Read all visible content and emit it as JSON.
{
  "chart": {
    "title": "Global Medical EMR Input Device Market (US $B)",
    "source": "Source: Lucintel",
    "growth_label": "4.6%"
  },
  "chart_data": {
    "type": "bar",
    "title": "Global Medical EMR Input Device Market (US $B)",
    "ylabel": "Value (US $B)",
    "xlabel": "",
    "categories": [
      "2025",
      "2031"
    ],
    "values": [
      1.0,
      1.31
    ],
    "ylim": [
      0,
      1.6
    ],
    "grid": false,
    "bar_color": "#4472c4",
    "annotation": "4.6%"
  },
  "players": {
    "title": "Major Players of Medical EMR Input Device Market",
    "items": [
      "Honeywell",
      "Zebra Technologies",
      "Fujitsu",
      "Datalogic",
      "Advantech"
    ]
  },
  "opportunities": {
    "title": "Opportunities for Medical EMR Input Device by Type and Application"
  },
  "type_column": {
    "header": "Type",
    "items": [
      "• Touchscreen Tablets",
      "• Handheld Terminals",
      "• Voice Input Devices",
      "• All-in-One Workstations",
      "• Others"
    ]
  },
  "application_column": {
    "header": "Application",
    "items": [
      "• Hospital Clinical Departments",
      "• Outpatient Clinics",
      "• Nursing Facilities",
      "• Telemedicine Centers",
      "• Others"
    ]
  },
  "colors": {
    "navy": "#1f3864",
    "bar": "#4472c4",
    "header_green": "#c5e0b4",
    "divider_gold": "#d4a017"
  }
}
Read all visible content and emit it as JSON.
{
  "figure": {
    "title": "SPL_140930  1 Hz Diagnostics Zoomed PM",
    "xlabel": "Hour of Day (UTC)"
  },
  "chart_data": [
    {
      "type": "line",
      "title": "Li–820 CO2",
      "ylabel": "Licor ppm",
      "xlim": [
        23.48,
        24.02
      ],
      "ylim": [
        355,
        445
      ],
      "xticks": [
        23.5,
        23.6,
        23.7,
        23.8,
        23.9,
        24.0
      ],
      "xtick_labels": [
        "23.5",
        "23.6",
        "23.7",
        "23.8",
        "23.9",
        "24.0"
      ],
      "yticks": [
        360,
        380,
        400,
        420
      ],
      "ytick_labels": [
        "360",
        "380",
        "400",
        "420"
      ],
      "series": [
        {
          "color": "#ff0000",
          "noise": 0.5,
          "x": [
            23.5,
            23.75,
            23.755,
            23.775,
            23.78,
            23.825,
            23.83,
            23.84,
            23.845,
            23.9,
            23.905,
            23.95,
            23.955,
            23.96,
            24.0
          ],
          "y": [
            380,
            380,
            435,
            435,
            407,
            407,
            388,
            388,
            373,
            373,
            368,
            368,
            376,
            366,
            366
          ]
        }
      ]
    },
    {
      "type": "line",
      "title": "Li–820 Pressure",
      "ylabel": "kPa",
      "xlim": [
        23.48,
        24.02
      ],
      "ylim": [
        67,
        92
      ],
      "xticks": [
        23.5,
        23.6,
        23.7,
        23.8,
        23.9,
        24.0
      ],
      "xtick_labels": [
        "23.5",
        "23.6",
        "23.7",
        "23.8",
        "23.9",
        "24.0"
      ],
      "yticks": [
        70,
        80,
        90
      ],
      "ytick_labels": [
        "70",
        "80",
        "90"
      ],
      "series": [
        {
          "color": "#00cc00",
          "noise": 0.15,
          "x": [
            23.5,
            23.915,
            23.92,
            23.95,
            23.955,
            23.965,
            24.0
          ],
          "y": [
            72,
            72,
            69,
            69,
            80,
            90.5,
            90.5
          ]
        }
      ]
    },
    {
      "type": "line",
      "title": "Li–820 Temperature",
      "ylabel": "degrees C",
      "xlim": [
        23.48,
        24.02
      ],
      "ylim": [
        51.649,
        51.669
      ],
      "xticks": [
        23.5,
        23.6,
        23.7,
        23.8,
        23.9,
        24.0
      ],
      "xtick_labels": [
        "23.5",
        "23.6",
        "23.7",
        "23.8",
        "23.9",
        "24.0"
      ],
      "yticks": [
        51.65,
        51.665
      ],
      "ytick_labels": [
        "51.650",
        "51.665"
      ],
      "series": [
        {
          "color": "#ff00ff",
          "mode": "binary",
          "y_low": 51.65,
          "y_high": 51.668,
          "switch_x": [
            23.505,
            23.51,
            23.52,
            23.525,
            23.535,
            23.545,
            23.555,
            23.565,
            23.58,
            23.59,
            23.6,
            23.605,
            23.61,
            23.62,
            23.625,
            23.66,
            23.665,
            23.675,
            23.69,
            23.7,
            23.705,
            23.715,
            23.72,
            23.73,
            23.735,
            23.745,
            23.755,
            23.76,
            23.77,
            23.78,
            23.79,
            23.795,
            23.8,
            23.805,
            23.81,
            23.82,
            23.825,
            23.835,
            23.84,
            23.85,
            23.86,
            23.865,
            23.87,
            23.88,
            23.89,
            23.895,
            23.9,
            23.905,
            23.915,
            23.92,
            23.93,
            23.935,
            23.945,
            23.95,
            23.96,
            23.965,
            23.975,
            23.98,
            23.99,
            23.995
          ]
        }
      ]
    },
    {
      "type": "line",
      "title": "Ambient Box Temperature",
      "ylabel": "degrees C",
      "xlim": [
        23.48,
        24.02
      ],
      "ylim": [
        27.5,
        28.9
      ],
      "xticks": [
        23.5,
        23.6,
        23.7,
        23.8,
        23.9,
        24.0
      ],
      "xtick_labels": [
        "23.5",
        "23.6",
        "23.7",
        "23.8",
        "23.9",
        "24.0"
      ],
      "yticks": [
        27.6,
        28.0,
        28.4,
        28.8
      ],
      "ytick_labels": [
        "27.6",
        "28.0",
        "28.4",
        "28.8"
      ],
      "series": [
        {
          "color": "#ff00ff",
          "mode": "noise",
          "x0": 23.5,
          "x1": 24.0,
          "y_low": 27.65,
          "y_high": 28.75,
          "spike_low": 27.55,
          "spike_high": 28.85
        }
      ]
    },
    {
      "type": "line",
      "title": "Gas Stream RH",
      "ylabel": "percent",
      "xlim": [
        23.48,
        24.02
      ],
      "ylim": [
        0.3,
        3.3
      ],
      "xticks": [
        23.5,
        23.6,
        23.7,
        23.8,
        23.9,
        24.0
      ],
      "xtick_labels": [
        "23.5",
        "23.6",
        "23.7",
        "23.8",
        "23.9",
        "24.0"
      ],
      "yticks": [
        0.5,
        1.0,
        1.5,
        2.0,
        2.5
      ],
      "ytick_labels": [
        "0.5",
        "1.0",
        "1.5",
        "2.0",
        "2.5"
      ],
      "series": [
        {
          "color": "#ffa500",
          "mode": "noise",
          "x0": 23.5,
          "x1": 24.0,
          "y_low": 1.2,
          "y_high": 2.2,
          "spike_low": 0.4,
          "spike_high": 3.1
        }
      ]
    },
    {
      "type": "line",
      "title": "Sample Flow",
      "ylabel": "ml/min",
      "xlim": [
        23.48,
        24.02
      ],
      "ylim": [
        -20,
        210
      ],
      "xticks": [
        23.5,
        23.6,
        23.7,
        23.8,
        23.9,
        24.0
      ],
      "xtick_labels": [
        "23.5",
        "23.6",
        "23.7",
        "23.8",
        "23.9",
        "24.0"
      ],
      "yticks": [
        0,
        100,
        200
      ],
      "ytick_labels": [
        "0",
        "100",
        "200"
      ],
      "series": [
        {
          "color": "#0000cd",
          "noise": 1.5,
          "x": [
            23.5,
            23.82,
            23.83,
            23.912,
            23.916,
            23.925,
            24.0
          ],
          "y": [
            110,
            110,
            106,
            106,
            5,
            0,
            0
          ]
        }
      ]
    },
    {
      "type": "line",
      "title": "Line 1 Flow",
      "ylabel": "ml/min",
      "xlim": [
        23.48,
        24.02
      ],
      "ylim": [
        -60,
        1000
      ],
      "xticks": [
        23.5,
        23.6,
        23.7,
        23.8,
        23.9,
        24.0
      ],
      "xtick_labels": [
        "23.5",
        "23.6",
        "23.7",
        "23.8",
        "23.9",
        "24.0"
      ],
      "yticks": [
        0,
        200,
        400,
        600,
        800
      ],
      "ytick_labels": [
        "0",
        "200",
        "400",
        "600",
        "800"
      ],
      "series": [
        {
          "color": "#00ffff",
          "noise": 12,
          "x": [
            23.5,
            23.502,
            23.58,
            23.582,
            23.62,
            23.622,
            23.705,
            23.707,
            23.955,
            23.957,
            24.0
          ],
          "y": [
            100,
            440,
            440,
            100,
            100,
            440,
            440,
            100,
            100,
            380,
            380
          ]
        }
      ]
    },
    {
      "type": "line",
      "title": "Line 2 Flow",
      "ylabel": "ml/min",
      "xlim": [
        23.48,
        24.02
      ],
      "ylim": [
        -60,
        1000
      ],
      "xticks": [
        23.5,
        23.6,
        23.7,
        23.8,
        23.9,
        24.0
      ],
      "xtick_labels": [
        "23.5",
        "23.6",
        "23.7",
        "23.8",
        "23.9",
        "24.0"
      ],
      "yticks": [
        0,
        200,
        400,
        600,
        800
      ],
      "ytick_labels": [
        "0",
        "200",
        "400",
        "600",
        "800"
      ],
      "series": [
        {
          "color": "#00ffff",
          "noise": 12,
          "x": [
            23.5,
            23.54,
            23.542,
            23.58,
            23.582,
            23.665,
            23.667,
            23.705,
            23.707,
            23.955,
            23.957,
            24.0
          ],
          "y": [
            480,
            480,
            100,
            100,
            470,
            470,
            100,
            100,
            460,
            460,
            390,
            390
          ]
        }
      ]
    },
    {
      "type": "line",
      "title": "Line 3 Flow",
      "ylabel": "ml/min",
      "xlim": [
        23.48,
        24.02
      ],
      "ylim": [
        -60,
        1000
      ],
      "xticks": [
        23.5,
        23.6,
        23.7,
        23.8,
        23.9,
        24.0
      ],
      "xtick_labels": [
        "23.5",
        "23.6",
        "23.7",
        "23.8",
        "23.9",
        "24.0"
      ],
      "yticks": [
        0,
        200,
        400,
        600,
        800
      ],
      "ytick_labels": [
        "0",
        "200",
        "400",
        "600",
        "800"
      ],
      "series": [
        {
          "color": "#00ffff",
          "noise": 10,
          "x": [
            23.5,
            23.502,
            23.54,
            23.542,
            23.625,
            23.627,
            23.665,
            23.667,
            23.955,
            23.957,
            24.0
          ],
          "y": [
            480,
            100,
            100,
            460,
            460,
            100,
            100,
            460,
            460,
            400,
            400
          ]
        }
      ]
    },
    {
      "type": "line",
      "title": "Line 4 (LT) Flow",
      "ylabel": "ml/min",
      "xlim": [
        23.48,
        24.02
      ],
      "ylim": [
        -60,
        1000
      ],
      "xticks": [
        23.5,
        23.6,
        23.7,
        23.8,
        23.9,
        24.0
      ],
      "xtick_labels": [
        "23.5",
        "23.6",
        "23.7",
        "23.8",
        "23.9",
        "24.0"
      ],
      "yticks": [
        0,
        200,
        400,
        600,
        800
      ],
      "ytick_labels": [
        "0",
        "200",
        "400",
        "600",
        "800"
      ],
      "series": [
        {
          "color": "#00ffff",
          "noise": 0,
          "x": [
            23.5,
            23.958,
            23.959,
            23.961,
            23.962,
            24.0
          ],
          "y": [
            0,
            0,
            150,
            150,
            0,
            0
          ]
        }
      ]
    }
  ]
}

GOAL OF THE EXERCISE: Looking at the data above, show all lines where the word "Input" occurs.

FINAL ANSWER:
    "title": "Global Medical EMR Input Device Market (US $B)",
    "title": "Global Medical EMR Input Device Market (US $B)",
    "title": "Major Players of Medical EMR Input Device Market",
    "title": "Opportunities for Medical EMR Input Device by Type and Application"
      "• Voice Input Devices",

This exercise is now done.